What you will do | Leaving out every picture, quote the data below exactly as it appears.

Records supplied |

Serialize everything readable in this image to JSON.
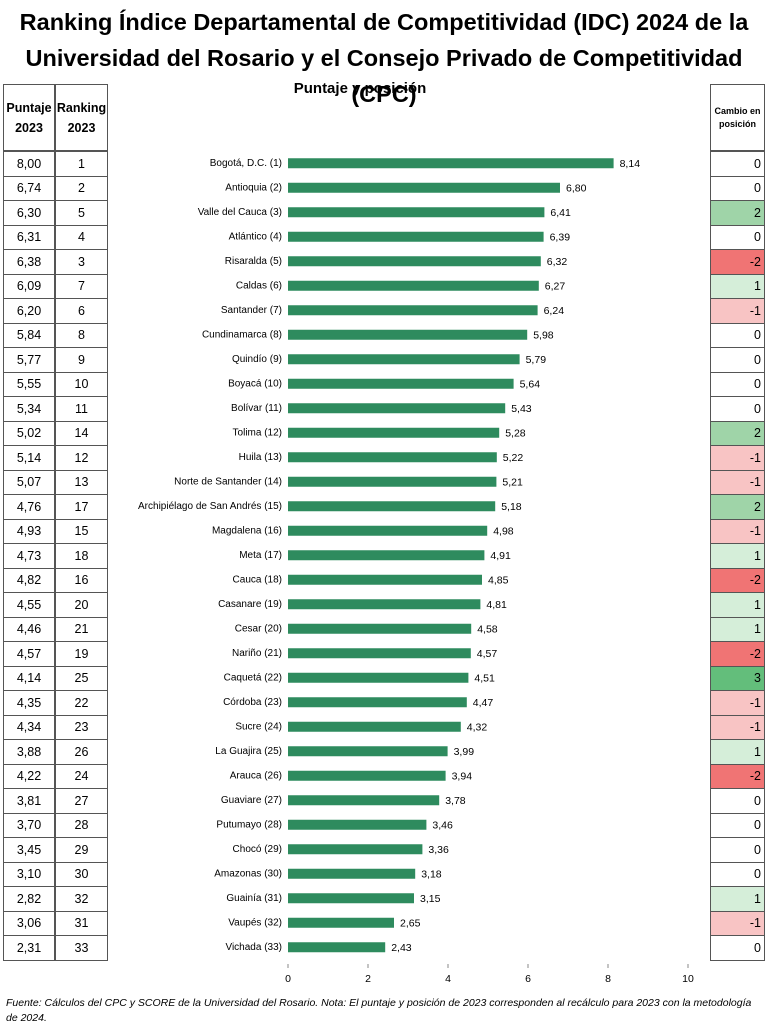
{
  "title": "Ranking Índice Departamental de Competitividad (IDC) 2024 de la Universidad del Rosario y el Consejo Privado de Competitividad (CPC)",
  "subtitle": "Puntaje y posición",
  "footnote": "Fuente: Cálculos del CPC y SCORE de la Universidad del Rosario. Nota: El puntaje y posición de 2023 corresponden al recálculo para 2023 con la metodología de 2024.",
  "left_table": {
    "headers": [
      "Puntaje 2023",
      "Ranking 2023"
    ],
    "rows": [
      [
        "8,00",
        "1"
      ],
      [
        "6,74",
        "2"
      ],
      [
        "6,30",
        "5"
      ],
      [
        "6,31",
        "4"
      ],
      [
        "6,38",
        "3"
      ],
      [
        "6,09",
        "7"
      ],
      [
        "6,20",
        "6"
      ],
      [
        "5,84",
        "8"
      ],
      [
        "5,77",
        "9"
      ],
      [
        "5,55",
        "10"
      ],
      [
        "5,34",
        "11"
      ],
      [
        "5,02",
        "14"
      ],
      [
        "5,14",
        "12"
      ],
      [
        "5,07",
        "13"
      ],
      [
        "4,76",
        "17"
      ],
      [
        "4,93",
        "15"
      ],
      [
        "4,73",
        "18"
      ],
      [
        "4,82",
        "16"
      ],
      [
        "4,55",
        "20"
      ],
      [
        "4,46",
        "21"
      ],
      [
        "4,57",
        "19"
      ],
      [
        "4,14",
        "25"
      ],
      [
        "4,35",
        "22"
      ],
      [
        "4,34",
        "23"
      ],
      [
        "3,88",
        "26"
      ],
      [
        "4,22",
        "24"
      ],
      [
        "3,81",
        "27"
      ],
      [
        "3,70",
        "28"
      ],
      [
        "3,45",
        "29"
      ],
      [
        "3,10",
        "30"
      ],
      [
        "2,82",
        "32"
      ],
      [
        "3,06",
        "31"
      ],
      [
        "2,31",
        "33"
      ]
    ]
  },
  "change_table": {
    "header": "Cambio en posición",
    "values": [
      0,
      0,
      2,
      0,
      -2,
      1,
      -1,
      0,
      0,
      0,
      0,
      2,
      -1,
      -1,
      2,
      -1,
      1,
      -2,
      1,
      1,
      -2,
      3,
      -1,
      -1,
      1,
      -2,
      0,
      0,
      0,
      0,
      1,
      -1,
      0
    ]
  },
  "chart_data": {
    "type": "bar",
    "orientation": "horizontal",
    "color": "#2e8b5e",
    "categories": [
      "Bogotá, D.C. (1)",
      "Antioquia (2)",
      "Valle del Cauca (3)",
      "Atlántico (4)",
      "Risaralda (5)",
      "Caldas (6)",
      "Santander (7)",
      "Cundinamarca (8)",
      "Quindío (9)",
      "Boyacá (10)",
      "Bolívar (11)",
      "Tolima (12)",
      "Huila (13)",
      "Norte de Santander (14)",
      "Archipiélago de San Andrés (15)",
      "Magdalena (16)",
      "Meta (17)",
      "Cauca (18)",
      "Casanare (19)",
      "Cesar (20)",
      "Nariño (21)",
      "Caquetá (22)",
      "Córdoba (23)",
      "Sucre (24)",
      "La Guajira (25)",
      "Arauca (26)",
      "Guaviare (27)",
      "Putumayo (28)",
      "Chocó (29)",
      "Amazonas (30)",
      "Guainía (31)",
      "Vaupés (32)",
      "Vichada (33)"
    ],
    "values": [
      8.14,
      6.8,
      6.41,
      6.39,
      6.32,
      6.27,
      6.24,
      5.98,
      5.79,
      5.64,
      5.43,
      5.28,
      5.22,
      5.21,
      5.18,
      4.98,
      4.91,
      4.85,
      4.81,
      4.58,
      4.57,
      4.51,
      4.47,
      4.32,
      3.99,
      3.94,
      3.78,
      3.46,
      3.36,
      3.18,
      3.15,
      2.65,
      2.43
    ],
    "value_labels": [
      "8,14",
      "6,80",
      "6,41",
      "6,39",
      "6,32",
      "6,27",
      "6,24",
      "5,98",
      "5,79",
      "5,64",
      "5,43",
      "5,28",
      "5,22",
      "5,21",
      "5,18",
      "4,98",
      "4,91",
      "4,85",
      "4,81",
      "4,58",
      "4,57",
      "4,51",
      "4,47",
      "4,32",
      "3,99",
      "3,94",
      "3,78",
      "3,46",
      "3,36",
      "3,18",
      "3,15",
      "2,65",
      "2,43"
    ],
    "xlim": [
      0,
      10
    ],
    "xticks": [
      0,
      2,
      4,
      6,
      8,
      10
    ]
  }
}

Worked answer |
Serialize everything readable in this image to JSON.
{
  "title": "Ranking Índice Departamental de Competitividad (IDC) 2024 de la Universidad del Rosario y el Consejo Privado de Competitividad (CPC)",
  "subtitle": "Puntaje y posición",
  "footnote": "Fuente: Cálculos del CPC y SCORE de la Universidad del Rosario. Nota: El puntaje y posición de 2023 corresponden al recálculo para 2023 con la metodología de 2024.",
  "left_table": {
    "headers": [
      "Puntaje 2023",
      "Ranking 2023"
    ],
    "rows": [
      [
        "8,00",
        "1"
      ],
      [
        "6,74",
        "2"
      ],
      [
        "6,30",
        "5"
      ],
      [
        "6,31",
        "4"
      ],
      [
        "6,38",
        "3"
      ],
      [
        "6,09",
        "7"
      ],
      [
        "6,20",
        "6"
      ],
      [
        "5,84",
        "8"
      ],
      [
        "5,77",
        "9"
      ],
      [
        "5,55",
        "10"
      ],
      [
        "5,34",
        "11"
      ],
      [
        "5,02",
        "14"
      ],
      [
        "5,14",
        "12"
      ],
      [
        "5,07",
        "13"
      ],
      [
        "4,76",
        "17"
      ],
      [
        "4,93",
        "15"
      ],
      [
        "4,73",
        "18"
      ],
      [
        "4,82",
        "16"
      ],
      [
        "4,55",
        "20"
      ],
      [
        "4,46",
        "21"
      ],
      [
        "4,57",
        "19"
      ],
      [
        "4,14",
        "25"
      ],
      [
        "4,35",
        "22"
      ],
      [
        "4,34",
        "23"
      ],
      [
        "3,88",
        "26"
      ],
      [
        "4,22",
        "24"
      ],
      [
        "3,81",
        "27"
      ],
      [
        "3,70",
        "28"
      ],
      [
        "3,45",
        "29"
      ],
      [
        "3,10",
        "30"
      ],
      [
        "2,82",
        "32"
      ],
      [
        "3,06",
        "31"
      ],
      [
        "2,31",
        "33"
      ]
    ]
  },
  "change_table": {
    "header": "Cambio en posición",
    "values": [
      0,
      0,
      2,
      0,
      -2,
      1,
      -1,
      0,
      0,
      0,
      0,
      2,
      -1,
      -1,
      2,
      -1,
      1,
      -2,
      1,
      1,
      -2,
      3,
      -1,
      -1,
      1,
      -2,
      0,
      0,
      0,
      0,
      1,
      -1,
      0
    ]
  },
  "chart_data": {
    "type": "bar",
    "orientation": "horizontal",
    "color": "#2e8b5e",
    "categories": [
      "Bogotá, D.C. (1)",
      "Antioquia (2)",
      "Valle del Cauca (3)",
      "Atlántico (4)",
      "Risaralda (5)",
      "Caldas (6)",
      "Santander (7)",
      "Cundinamarca (8)",
      "Quindío (9)",
      "Boyacá (10)",
      "Bolívar (11)",
      "Tolima (12)",
      "Huila (13)",
      "Norte de Santander (14)",
      "Archipiélago de San Andrés (15)",
      "Magdalena (16)",
      "Meta (17)",
      "Cauca (18)",
      "Casanare (19)",
      "Cesar (20)",
      "Nariño (21)",
      "Caquetá (22)",
      "Córdoba (23)",
      "Sucre (24)",
      "La Guajira (25)",
      "Arauca (26)",
      "Guaviare (27)",
      "Putumayo (28)",
      "Chocó (29)",
      "Amazonas (30)",
      "Guainía (31)",
      "Vaupés (32)",
      "Vichada (33)"
    ],
    "values": [
      8.14,
      6.8,
      6.41,
      6.39,
      6.32,
      6.27,
      6.24,
      5.98,
      5.79,
      5.64,
      5.43,
      5.28,
      5.22,
      5.21,
      5.18,
      4.98,
      4.91,
      4.85,
      4.81,
      4.58,
      4.57,
      4.51,
      4.47,
      4.32,
      3.99,
      3.94,
      3.78,
      3.46,
      3.36,
      3.18,
      3.15,
      2.65,
      2.43
    ],
    "value_labels": [
      "8,14",
      "6,80",
      "6,41",
      "6,39",
      "6,32",
      "6,27",
      "6,24",
      "5,98",
      "5,79",
      "5,64",
      "5,43",
      "5,28",
      "5,22",
      "5,21",
      "5,18",
      "4,98",
      "4,91",
      "4,85",
      "4,81",
      "4,58",
      "4,57",
      "4,51",
      "4,47",
      "4,32",
      "3,99",
      "3,94",
      "3,78",
      "3,46",
      "3,36",
      "3,18",
      "3,15",
      "2,65",
      "2,43"
    ],
    "xlim": [
      0,
      10
    ],
    "xticks": [
      0,
      2,
      4,
      6,
      8,
      10
    ]
  }
}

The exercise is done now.